→ WHAT YOU SHOULD DO
Exactly as they appear, output all of the entries.
(begin)
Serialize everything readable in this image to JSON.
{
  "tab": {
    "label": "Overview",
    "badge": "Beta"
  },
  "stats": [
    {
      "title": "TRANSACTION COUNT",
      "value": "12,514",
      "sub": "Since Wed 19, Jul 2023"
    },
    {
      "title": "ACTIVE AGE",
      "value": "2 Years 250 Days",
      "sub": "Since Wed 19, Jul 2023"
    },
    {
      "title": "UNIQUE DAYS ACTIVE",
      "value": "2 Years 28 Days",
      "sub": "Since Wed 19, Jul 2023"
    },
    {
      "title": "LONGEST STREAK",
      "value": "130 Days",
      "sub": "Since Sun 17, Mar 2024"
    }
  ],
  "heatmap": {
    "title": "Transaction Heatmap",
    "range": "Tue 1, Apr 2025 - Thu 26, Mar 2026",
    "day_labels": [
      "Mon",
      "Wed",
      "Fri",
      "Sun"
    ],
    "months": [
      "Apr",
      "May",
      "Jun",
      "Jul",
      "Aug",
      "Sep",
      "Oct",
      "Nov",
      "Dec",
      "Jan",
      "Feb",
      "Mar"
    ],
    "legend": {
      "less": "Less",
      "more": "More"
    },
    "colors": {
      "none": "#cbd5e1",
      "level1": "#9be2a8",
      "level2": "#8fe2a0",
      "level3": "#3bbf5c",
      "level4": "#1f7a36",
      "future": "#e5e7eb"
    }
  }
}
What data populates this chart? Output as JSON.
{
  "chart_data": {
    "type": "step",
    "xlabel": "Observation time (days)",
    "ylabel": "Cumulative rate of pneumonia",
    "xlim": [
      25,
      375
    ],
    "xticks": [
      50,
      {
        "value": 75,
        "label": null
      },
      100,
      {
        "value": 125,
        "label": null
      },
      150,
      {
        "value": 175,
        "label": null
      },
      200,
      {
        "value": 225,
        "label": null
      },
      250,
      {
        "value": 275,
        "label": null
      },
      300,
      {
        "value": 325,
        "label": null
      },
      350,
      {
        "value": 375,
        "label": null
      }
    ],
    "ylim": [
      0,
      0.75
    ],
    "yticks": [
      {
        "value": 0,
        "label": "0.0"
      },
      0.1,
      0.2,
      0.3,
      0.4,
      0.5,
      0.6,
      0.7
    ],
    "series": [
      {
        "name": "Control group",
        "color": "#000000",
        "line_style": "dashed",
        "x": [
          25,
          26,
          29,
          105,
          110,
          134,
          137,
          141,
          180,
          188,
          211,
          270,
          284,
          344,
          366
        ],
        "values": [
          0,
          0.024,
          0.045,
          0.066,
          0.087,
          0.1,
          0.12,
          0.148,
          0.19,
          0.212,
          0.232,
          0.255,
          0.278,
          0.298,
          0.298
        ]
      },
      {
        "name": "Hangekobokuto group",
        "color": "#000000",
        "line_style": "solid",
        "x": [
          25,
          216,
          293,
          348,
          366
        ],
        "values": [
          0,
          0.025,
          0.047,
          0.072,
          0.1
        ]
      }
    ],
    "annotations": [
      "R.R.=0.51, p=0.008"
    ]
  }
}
(end)
→ FINISHED TASK
Serialize everything readable in this image to JSON.
{
  "tab": {
    "label": "Overview",
    "badge": "Beta"
  },
  "stats": [
    {
      "title": "TRANSACTION COUNT",
      "value": "12,514",
      "sub": "Since Wed 19, Jul 2023"
    },
    {
      "title": "ACTIVE AGE",
      "value": "2 Years 250 Days",
      "sub": "Since Wed 19, Jul 2023"
    },
    {
      "title": "UNIQUE DAYS ACTIVE",
      "value": "2 Years 28 Days",
      "sub": "Since Wed 19, Jul 2023"
    },
    {
      "title": "LONGEST STREAK",
      "value": "130 Days",
      "sub": "Since Sun 17, Mar 2024"
    }
  ],
  "heatmap": {
    "title": "Transaction Heatmap",
    "range": "Tue 1, Apr 2025 - Thu 26, Mar 2026",
    "day_labels": [
      "Mon",
      "Wed",
      "Fri",
      "Sun"
    ],
    "months": [
      "Apr",
      "May",
      "Jun",
      "Jul",
      "Aug",
      "Sep",
      "Oct",
      "Nov",
      "Dec",
      "Jan",
      "Feb",
      "Mar"
    ],
    "legend": {
      "less": "Less",
      "more": "More"
    },
    "colors": {
      "none": "#cbd5e1",
      "level1": "#9be2a8",
      "level2": "#8fe2a0",
      "level3": "#3bbf5c",
      "level4": "#1f7a36",
      "future": "#e5e7eb"
    }
  }
}
What data populates this chart? Output as JSON.
{
  "chart_data": {
    "type": "step",
    "xlabel": "Observation time (days)",
    "ylabel": "Cumulative rate of pneumonia",
    "xlim": [
      25,
      375
    ],
    "xticks": [
      50,
      {
        "value": 75,
        "label": null
      },
      100,
      {
        "value": 125,
        "label": null
      },
      150,
      {
        "value": 175,
        "label": null
      },
      200,
      {
        "value": 225,
        "label": null
      },
      250,
      {
        "value": 275,
        "label": null
      },
      300,
      {
        "value": 325,
        "label": null
      },
      350,
      {
        "value": 375,
        "label": null
      }
    ],
    "ylim": [
      0,
      0.75
    ],
    "yticks": [
      {
        "value": 0,
        "label": "0.0"
      },
      0.1,
      0.2,
      0.3,
      0.4,
      0.5,
      0.6,
      0.7
    ],
    "series": [
      {
        "name": "Control group",
        "color": "#000000",
        "line_style": "dashed",
        "x": [
          25,
          26,
          29,
          105,
          110,
          134,
          137,
          141,
          180,
          188,
          211,
          270,
          284,
          344,
          366
        ],
        "values": [
          0,
          0.024,
          0.045,
          0.066,
          0.087,
          0.1,
          0.12,
          0.148,
          0.19,
          0.212,
          0.232,
          0.255,
          0.278,
          0.298,
          0.298
        ]
      },
      {
        "name": "Hangekobokuto group",
        "color": "#000000",
        "line_style": "solid",
        "x": [
          25,
          216,
          293,
          348,
          366
        ],
        "values": [
          0,
          0.025,
          0.047,
          0.072,
          0.1
        ]
      }
    ],
    "annotations": [
      "R.R.=0.51, p=0.008"
    ]
  }
}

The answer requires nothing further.